Direction: Only the lines holding the string "JSON" are needed. Copy each one.

Record extracts:
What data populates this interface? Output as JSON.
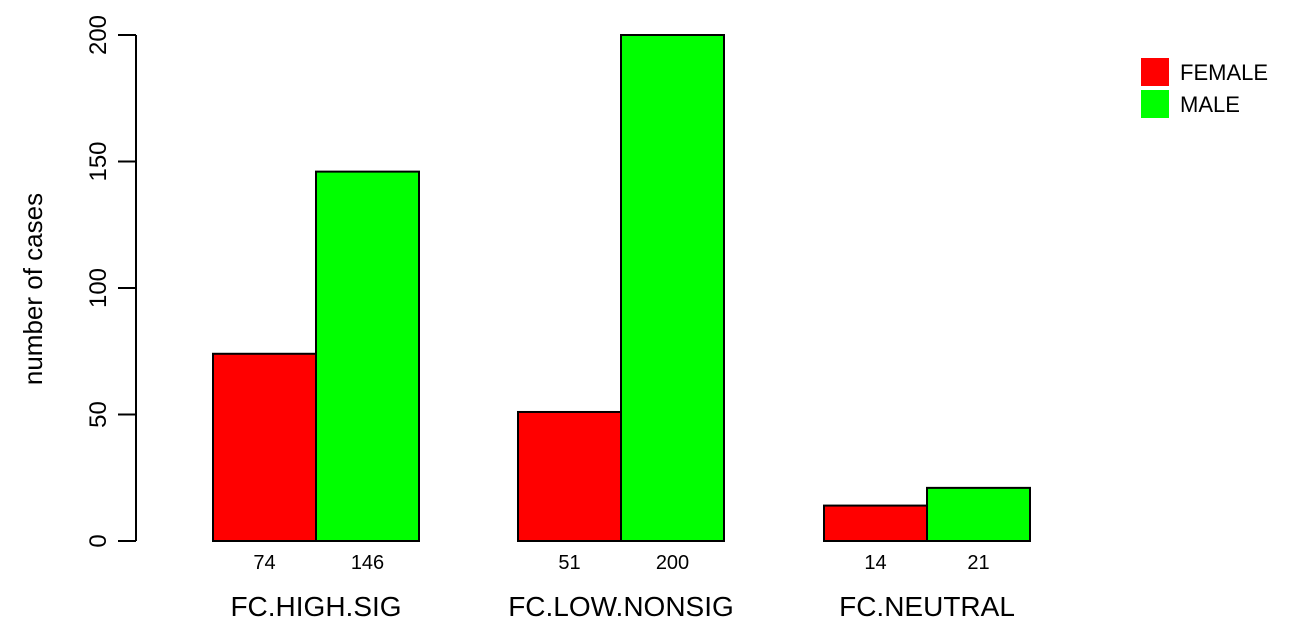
{
  "chart_data": {
    "type": "bar",
    "categories": [
      "FC.HIGH.SIG",
      "FC.LOW.NONSIG",
      "FC.NEUTRAL"
    ],
    "series": [
      {
        "name": "FEMALE",
        "color": "#ff0000",
        "values": [
          74,
          51,
          14
        ]
      },
      {
        "name": "MALE",
        "color": "#00ff00",
        "values": [
          146,
          200,
          21
        ]
      }
    ],
    "value_labels": [
      [
        "74",
        "146"
      ],
      [
        "51",
        "200"
      ],
      [
        "14",
        "21"
      ]
    ],
    "ylabel": "number of cases",
    "xlabel": "",
    "title": "",
    "ylim": [
      0,
      200
    ],
    "yticks": [
      "0",
      "50",
      "100",
      "150",
      "200"
    ],
    "legend_position": "top-right",
    "grid": false
  }
}
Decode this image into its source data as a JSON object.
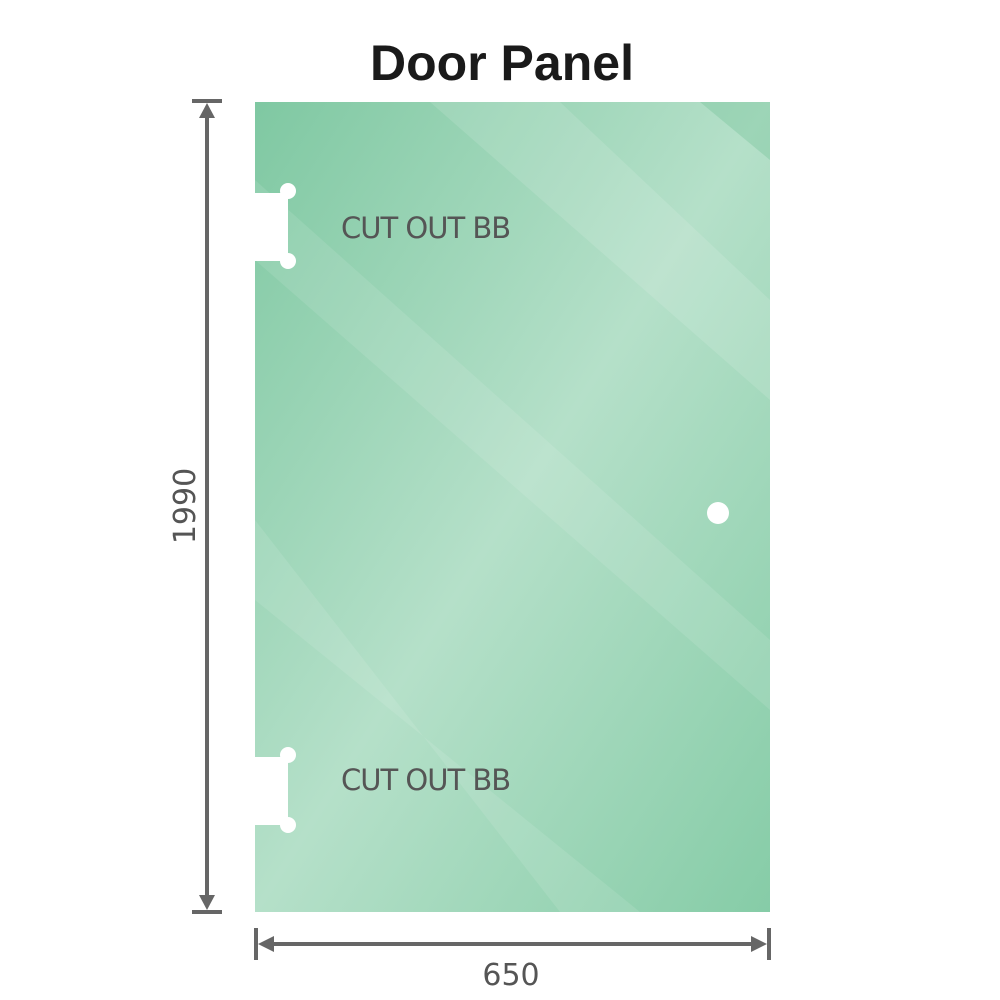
{
  "title": "Door Panel",
  "panel": {
    "glass_color": "#8fd0ae",
    "cutouts": [
      {
        "label": "CUT OUT BB"
      },
      {
        "label": "CUT OUT BB"
      }
    ],
    "handle_hole": true
  },
  "dimensions": {
    "height": "1990",
    "width": "650",
    "line_color": "#666666"
  }
}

Response:
What data populates this interface? Output as JSON.
Decode this image into its source data as a JSON object.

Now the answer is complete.